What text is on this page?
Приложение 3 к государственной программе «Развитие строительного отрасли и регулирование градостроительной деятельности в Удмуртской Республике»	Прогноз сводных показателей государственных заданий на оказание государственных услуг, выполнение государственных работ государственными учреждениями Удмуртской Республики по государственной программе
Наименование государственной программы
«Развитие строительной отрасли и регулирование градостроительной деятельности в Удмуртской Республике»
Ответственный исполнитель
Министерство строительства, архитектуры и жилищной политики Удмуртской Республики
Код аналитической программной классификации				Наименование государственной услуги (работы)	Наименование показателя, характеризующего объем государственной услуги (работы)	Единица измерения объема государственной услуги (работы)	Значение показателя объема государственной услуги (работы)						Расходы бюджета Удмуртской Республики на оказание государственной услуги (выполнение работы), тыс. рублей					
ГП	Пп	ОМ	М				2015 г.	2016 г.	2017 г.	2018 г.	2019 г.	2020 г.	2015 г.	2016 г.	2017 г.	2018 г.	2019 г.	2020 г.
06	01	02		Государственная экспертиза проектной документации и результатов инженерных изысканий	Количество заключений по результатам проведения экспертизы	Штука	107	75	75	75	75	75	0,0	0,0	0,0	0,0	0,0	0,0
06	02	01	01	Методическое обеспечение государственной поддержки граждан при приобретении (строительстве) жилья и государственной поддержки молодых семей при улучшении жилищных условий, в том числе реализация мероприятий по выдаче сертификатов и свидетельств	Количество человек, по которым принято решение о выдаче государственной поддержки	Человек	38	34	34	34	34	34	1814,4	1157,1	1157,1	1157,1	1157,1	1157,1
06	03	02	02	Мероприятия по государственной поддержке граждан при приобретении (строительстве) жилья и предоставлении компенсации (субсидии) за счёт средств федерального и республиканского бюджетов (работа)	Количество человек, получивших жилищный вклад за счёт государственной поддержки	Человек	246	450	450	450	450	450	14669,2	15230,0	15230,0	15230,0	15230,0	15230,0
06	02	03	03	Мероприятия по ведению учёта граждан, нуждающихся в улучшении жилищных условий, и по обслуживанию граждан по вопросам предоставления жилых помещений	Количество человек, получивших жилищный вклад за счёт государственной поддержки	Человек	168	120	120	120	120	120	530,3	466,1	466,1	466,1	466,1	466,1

■ ■ ■ ■ ■

## Goal of the exercise
List every line above that holds the word "Развитие".

## Task output
Приложение 3 к государственной программе «Развитие строительного отрасли и регулирование градостроительной деятельности в Удмуртской Республике»	Прогноз сводных показателей государственных заданий на оказание государственных услуг, выполнение государственных работ государственными учреждениями Удмуртской Республики по государственной программе
«Развитие строительной отрасли и регулирование градостроительной деятельности в Удмуртской Республике»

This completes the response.